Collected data
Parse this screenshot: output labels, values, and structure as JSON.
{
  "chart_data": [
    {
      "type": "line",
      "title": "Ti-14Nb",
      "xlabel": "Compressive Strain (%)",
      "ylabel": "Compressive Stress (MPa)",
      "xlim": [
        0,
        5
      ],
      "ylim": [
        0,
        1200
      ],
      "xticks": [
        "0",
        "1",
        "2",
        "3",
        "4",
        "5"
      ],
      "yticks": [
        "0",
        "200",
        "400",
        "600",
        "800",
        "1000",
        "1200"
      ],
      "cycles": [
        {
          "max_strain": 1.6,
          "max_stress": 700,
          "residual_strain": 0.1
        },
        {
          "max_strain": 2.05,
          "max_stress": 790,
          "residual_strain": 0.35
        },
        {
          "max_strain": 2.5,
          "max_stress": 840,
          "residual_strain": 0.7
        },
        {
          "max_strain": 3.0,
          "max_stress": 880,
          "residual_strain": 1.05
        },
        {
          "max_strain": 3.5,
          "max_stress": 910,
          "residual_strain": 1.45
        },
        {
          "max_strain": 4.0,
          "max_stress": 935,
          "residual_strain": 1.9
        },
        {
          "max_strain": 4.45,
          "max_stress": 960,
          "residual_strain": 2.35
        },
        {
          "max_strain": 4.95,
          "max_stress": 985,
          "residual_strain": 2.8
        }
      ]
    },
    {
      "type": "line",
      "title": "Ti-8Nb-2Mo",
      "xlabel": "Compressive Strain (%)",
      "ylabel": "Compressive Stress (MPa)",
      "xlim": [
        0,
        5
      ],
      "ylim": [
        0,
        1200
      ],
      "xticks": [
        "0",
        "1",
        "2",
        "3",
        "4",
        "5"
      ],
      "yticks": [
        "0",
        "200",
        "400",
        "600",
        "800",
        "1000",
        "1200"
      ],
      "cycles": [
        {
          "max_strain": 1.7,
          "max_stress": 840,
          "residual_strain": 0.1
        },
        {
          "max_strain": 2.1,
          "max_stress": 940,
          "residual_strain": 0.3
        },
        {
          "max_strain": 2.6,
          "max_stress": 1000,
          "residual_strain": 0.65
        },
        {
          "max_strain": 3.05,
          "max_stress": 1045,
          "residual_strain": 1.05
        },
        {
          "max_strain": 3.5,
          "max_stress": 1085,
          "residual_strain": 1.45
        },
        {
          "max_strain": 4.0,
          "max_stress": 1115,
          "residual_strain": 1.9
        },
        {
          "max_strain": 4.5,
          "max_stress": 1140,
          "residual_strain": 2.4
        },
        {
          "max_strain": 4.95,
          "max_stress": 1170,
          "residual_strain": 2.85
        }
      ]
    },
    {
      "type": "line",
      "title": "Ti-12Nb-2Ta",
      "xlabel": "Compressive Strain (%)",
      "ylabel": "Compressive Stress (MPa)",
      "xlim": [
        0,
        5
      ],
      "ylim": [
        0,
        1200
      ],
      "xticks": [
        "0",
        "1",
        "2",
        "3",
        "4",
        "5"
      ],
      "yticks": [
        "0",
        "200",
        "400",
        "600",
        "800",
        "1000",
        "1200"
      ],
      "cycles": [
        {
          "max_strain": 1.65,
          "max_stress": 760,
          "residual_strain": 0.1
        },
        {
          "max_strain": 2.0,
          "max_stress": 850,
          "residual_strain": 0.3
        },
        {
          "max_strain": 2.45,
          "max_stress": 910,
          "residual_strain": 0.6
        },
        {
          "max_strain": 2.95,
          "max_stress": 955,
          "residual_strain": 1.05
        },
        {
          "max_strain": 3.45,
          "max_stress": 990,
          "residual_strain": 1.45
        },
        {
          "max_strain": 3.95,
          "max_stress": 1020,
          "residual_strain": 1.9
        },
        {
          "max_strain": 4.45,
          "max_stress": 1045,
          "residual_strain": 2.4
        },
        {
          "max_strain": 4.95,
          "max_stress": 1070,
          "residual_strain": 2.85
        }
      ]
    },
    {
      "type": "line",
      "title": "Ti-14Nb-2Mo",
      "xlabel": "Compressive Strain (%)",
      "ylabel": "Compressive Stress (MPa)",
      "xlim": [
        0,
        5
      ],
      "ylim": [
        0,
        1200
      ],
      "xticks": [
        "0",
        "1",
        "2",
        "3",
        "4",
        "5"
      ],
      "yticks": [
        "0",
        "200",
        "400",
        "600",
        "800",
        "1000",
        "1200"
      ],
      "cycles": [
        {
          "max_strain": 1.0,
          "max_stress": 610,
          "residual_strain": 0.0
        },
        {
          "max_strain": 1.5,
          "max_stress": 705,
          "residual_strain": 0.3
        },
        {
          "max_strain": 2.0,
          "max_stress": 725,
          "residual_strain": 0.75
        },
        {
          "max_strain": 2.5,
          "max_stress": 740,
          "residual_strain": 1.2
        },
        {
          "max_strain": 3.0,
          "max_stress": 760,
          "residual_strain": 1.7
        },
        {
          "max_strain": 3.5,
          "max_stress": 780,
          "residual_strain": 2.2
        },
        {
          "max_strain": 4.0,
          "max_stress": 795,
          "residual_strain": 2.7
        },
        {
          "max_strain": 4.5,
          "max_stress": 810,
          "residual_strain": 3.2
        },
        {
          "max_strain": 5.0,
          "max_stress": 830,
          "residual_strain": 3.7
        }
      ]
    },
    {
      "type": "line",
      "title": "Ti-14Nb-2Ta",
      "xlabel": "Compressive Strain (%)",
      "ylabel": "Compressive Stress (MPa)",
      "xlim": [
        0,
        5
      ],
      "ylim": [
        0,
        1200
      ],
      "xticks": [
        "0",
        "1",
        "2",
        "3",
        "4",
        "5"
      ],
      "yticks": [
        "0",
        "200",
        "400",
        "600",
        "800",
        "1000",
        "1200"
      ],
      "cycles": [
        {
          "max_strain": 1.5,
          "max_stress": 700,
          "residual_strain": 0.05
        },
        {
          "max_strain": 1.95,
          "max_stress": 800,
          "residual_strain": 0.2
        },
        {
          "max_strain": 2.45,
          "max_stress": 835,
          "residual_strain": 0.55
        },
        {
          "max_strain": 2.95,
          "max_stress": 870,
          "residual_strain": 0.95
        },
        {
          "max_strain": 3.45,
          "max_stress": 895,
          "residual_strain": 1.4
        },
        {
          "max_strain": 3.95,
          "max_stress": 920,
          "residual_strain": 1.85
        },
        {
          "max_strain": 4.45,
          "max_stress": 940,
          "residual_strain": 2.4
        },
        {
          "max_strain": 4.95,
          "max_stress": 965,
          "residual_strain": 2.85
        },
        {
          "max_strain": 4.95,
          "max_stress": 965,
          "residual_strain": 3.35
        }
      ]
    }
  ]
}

_WORK TO BE COMPLETED_. Report only a number: how many lines in the material above contain the string "title".

_TASK SOLUTION_. 5